● 記事:
* * *

馬券が外れたのは、すべて自分自身の責任なのにである。

混戦のジャパンカップを制した
スクリーンヒーローとデムーロ騎手がメインスタンド前に戻ってきたとき、
僕は勝者を称える意味で拍手をした。
そのとき、僕の隣でレース結果をグチグチと嘆いていた見ず知らずのオヤジが聞こえよがしに
「空気を読めよ」といった。
僕はこういうヤツが大嫌いである。
すべての勝負事は戦い終わってノーサイドなのだ。
負けたら潔く負けを認め、勝者を称えるべきだと僕は思う。

しかし、残念ながらそう考えない人は多いみたいで、
スタンドからの拍手はレース前の盛り上がりがウソのようにまばらなものだった。
僕はあらためて、日本ってイヤな国だなと思った。

とはいえ、別に僕自身の価値観を他人に押しつけるつもりはサラサラない。
拍手するのも自由なら、しないのもまた自由である。
が、自分の信念に基づいて行動したことを、見ず知らずの他人に、
しかも「空気を読めよ」などという軽薄な言葉で避難されるのはガマンならない。

* * *

● 提示データ:

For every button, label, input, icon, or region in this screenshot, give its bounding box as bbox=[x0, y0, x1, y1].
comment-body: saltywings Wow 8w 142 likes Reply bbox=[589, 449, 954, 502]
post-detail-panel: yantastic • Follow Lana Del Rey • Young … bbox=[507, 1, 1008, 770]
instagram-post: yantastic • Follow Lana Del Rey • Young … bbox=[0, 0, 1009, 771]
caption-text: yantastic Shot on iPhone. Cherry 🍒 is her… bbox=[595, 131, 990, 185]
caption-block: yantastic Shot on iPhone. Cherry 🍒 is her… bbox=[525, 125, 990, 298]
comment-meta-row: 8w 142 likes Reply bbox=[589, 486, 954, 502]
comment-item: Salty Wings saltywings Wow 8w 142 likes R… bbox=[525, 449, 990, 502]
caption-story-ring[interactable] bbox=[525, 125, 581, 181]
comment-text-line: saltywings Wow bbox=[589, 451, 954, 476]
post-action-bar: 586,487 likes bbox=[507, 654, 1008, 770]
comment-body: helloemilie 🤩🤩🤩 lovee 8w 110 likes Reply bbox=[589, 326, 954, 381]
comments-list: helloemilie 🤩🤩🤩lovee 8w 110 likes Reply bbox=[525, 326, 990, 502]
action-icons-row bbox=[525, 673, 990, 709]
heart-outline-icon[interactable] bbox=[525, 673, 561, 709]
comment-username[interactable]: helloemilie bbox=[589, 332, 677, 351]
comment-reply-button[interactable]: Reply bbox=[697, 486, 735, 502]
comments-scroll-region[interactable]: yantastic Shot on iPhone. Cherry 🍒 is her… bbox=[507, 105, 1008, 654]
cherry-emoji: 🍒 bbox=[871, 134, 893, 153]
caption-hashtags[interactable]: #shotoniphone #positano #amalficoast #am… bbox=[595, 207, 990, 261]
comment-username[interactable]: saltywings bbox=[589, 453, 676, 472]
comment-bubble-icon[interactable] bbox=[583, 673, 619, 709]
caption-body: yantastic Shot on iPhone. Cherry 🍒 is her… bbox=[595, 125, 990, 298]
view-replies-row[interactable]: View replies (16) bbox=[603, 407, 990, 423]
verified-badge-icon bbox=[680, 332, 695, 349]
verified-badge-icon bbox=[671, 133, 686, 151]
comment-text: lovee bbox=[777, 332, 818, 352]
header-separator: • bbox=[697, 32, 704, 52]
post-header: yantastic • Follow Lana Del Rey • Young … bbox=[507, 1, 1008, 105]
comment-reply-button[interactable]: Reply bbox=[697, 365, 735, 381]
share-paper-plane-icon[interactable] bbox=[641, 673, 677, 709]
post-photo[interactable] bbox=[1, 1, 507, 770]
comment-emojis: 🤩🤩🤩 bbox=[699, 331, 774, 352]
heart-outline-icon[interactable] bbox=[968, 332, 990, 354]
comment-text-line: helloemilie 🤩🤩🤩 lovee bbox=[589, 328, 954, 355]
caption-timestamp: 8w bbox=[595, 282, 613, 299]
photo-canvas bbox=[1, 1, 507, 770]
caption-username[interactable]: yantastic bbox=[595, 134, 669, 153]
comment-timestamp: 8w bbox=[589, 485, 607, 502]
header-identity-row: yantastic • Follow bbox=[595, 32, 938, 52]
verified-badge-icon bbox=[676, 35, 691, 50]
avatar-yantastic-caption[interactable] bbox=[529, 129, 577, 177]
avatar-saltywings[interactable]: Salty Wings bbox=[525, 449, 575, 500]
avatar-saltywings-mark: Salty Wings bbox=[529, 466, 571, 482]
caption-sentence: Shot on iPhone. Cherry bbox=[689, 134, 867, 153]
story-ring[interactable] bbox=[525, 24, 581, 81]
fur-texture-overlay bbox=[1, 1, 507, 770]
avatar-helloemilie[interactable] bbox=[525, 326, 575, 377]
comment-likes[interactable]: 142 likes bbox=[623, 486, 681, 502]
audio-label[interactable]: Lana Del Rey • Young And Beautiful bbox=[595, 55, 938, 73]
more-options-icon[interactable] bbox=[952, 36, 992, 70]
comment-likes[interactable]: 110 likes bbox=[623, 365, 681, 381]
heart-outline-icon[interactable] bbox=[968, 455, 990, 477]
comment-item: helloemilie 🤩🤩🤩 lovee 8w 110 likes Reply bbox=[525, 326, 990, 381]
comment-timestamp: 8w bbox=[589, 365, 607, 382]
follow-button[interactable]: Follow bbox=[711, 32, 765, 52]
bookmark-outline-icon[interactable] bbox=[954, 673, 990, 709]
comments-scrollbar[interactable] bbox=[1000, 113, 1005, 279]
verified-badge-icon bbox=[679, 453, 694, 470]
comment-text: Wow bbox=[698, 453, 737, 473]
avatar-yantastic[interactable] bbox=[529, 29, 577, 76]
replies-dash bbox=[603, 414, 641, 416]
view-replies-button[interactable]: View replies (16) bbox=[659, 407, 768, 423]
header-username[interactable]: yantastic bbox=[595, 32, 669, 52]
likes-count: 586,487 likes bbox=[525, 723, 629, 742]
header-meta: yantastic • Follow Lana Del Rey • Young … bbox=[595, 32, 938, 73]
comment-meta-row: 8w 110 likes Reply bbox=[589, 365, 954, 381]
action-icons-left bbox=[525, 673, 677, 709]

* * *

● 課題の説明: 記事に出てくる固有名詞を、登場順にすべて書き出すこと。

● この課題の解答: ジャパンカップ、スクリーンヒーロー、デムーロ、日本